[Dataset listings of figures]
<<<<

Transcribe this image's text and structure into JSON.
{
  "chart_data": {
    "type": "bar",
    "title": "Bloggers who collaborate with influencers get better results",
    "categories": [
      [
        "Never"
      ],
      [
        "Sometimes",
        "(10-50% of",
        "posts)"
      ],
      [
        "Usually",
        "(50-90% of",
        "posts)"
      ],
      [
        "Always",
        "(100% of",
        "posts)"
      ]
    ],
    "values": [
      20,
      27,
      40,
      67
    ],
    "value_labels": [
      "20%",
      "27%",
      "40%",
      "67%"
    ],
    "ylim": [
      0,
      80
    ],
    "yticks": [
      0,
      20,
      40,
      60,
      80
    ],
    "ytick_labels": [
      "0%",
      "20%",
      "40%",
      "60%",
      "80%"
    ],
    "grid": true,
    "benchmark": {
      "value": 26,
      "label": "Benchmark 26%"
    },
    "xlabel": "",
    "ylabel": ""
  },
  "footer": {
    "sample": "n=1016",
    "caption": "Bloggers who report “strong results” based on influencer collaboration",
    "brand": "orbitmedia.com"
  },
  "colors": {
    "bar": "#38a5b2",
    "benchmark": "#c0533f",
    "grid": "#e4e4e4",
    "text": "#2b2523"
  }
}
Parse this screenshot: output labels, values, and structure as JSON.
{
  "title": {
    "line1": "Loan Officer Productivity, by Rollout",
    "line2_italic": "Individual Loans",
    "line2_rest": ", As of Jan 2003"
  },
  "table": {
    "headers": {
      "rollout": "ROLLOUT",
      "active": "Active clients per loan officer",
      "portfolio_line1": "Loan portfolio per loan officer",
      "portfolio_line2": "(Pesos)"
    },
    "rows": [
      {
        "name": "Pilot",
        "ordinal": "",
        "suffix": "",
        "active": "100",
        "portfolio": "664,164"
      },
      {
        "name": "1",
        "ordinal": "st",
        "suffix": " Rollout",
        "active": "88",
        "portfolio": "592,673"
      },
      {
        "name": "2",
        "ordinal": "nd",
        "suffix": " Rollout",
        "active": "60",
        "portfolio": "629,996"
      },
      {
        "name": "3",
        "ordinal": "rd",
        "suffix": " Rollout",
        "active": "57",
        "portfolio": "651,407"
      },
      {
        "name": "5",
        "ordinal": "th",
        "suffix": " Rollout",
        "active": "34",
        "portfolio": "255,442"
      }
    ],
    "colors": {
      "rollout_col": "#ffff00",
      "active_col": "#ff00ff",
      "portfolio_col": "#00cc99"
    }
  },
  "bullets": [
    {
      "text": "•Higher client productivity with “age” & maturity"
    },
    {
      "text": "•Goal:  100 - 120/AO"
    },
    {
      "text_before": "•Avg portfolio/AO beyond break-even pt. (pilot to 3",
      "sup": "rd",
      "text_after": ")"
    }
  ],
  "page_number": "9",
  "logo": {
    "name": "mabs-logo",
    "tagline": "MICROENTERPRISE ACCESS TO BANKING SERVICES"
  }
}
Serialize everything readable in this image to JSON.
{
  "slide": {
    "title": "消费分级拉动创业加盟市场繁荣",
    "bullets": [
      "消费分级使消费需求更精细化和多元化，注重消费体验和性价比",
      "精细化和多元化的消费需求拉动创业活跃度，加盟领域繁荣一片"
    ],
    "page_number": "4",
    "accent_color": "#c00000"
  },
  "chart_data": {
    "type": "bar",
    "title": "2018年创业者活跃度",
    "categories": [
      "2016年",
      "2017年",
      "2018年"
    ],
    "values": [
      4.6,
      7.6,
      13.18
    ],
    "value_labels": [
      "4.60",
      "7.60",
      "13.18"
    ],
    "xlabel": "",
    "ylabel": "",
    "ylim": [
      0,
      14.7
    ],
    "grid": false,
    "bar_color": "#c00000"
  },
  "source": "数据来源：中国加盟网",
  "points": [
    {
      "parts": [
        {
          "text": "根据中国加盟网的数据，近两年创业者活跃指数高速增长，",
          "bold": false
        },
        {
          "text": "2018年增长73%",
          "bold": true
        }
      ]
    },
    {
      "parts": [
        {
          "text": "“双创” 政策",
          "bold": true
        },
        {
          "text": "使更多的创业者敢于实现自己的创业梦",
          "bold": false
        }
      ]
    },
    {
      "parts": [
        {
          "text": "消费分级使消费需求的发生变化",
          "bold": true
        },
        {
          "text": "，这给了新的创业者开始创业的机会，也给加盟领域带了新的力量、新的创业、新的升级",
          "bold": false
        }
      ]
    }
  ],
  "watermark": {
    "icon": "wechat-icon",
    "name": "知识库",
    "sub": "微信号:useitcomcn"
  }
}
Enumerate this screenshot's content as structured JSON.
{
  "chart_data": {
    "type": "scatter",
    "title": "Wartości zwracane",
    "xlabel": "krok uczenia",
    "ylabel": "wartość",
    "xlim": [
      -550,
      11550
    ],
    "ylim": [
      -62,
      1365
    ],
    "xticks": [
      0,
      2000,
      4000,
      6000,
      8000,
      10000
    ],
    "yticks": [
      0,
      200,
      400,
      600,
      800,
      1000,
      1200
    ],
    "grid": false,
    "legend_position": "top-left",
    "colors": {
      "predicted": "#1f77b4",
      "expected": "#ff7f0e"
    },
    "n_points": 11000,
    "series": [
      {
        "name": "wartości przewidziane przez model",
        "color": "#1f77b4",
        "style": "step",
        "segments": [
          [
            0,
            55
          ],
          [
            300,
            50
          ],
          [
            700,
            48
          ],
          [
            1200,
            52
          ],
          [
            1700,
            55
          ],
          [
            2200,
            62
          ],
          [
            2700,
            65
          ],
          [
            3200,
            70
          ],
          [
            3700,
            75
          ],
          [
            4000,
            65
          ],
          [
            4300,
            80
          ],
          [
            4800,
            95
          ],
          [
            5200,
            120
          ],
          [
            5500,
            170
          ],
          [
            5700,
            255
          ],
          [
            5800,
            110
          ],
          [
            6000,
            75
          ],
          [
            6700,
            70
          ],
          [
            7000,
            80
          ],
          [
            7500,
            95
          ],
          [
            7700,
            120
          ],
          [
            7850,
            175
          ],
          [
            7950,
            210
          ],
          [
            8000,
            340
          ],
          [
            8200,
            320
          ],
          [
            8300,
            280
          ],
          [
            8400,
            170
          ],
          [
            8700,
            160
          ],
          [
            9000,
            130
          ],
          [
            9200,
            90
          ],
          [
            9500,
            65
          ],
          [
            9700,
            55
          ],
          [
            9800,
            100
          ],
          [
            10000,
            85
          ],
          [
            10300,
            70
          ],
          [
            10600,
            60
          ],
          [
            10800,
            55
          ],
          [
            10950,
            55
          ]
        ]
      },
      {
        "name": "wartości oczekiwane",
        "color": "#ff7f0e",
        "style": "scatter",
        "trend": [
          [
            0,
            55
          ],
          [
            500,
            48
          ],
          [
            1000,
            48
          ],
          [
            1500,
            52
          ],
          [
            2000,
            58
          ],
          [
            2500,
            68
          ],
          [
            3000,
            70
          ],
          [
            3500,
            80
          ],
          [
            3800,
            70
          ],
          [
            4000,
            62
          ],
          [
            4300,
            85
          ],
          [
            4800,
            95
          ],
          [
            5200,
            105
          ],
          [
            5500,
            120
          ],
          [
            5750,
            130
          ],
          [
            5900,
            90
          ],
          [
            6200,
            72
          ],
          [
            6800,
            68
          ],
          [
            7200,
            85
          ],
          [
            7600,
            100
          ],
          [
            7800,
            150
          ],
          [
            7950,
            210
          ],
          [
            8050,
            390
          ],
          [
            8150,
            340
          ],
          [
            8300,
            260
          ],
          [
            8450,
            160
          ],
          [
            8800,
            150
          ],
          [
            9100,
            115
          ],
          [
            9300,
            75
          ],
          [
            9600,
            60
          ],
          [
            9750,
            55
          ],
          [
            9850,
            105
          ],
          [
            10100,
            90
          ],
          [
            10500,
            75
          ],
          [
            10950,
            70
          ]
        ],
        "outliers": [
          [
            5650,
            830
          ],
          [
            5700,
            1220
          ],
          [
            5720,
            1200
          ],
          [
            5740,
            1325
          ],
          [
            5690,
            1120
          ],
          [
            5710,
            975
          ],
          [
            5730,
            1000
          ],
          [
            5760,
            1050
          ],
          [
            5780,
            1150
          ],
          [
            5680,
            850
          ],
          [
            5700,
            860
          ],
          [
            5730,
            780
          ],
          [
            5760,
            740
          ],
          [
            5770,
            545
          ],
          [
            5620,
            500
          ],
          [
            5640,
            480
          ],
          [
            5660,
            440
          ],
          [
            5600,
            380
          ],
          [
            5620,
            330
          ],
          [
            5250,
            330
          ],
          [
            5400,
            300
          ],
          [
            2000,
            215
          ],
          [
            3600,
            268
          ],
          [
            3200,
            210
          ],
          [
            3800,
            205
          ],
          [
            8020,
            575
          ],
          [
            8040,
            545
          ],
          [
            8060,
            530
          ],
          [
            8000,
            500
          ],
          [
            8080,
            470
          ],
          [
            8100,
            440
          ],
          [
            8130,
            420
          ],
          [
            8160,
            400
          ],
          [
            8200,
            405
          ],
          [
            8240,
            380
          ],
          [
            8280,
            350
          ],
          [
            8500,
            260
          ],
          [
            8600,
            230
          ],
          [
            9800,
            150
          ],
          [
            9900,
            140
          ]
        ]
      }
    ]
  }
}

>>>>

## EXERCISE REQUIREMENTS
Search the preceding listing for "screenshot" and extract every line where it is found.

## SOLUTION FOR THIS EXERCISE
Parse this screenshot: output labels, values, and structure as JSON.
Enumerate this screenshot's content as structured JSON.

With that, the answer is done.